**A run of records**:

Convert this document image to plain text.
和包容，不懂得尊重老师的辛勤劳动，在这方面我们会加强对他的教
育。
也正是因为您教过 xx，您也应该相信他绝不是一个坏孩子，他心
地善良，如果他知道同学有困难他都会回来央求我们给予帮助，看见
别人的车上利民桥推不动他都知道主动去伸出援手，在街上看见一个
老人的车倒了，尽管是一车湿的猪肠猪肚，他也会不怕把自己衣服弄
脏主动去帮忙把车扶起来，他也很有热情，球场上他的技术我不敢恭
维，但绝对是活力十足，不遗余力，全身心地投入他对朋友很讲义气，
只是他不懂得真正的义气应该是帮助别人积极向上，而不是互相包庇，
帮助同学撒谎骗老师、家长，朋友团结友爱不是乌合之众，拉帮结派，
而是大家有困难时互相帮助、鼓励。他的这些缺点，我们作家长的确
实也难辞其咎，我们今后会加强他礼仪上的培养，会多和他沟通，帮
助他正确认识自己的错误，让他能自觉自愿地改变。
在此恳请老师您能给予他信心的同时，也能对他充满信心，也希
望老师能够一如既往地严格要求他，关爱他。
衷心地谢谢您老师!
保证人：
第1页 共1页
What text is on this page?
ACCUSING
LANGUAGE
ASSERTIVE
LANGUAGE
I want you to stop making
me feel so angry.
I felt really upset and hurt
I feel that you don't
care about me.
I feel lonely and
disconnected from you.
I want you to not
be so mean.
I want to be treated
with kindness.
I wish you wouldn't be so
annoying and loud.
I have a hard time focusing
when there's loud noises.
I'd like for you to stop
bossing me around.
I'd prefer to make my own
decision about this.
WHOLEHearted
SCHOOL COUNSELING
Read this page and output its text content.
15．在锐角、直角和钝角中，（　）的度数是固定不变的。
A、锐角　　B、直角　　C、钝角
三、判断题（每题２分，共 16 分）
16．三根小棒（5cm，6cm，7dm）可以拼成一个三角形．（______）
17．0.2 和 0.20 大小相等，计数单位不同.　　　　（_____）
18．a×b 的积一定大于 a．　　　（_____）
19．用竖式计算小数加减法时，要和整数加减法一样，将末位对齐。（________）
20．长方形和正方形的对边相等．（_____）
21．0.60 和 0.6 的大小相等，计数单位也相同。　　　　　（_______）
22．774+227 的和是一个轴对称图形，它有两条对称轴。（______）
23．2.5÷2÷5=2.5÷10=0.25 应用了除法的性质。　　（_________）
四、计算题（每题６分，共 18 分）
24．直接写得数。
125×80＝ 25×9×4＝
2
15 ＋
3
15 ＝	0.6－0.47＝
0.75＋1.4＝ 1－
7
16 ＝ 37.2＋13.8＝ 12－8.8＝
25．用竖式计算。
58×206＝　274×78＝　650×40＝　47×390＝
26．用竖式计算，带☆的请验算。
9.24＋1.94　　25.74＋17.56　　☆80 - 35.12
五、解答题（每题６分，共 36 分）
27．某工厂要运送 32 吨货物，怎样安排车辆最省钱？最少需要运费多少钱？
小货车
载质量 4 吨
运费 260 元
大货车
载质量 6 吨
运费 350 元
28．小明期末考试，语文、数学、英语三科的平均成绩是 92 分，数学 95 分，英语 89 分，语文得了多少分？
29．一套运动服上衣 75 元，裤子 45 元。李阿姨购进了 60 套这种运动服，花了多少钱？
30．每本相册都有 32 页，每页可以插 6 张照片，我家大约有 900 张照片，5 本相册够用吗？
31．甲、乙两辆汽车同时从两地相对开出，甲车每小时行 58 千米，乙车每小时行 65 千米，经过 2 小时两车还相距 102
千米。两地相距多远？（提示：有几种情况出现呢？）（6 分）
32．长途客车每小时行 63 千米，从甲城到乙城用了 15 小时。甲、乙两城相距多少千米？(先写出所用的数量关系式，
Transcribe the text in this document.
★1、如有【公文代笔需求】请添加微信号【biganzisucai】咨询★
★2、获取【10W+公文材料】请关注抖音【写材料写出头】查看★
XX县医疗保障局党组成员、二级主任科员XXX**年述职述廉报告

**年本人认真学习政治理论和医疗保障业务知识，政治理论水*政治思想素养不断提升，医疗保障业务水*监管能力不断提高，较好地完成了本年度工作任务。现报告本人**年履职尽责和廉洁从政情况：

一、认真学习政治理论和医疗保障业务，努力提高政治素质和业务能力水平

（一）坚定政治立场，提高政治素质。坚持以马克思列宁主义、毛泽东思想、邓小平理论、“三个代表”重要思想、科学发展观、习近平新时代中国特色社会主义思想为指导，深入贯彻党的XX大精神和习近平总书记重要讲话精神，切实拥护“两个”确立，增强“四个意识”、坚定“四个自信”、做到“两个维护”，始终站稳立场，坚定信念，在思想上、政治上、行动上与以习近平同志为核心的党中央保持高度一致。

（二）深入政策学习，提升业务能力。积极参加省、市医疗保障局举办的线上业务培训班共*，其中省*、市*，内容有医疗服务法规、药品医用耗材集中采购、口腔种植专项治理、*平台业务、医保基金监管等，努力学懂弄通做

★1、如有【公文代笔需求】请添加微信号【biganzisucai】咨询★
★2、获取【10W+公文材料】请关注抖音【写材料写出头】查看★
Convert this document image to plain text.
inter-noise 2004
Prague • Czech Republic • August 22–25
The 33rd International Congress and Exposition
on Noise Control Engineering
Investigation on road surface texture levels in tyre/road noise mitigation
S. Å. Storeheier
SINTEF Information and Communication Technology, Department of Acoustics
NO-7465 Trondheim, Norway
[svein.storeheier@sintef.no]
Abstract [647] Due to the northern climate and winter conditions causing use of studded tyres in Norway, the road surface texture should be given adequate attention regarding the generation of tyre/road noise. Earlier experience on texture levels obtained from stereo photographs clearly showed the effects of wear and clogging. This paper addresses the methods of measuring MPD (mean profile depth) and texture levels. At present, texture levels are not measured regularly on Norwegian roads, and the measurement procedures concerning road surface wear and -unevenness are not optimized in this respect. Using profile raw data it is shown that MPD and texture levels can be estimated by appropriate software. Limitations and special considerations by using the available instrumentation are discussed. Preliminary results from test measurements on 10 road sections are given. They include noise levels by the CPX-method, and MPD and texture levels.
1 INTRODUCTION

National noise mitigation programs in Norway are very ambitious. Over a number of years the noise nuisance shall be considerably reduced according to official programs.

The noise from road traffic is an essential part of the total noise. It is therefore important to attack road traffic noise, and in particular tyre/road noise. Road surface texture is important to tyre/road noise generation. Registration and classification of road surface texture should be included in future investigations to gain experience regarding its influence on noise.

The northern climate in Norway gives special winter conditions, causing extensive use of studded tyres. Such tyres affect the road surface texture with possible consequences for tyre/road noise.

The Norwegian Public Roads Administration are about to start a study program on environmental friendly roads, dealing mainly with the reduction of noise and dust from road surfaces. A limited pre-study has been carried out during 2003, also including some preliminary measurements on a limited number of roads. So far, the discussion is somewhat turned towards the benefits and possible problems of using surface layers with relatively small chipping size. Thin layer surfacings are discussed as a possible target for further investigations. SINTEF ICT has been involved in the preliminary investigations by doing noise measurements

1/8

**WRITTEN REQUEST**: Identify the lines that hold the word "feel". Copy every one of them.

**WRITTEN REPLY**:
me feel so angry.
I feel that you don't
I feel lonely and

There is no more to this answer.